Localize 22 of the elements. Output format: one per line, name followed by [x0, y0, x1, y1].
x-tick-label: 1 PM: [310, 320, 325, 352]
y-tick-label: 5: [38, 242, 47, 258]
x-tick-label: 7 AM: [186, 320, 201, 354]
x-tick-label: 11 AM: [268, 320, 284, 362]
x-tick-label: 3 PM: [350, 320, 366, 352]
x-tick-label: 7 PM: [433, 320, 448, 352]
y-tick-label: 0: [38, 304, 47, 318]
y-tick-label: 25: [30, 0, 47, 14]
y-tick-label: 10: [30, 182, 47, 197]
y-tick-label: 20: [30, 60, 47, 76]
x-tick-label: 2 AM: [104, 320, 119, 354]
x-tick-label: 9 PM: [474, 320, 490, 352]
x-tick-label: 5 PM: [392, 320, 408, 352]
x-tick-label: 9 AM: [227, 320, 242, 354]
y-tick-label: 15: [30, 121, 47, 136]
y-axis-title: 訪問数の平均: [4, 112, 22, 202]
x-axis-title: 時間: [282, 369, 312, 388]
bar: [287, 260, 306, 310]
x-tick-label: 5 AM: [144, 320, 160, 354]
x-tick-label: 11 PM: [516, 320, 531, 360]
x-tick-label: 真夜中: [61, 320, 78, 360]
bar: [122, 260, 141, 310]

◆ **Problem to solve**
Reproduce each line of the data above verbatim, in the same order.

◆ **Reply to the exercise**
Localize 22 of the elements. Output format: one per line, name followed by [x0, y0, x1, y1].
x-tick-label: 1 PM: [310, 320, 325, 352]
y-tick-label: 5: [38, 242, 47, 258]
x-tick-label: 7 AM: [186, 320, 201, 354]
x-tick-label: 11 AM: [268, 320, 284, 362]
x-tick-label: 3 PM: [350, 320, 366, 352]
x-tick-label: 7 PM: [433, 320, 448, 352]
y-tick-label: 0: [38, 304, 47, 318]
y-tick-label: 25: [30, 0, 47, 14]
y-tick-label: 10: [30, 182, 47, 197]
y-tick-label: 20: [30, 60, 47, 76]
x-tick-label: 2 AM: [104, 320, 119, 354]
x-tick-label: 9 PM: [474, 320, 490, 352]
x-tick-label: 5 PM: [392, 320, 408, 352]
x-tick-label: 9 AM: [227, 320, 242, 354]
y-tick-label: 15: [30, 121, 47, 136]
y-axis-title: 訪問数の平均: [4, 112, 22, 202]
x-axis-title: 時間: [282, 369, 312, 388]
bar: [287, 260, 306, 310]
x-tick-label: 5 AM: [144, 320, 160, 354]
x-tick-label: 11 PM: [516, 320, 531, 360]
x-tick-label: 真夜中: [61, 320, 78, 360]
bar: [122, 260, 141, 310]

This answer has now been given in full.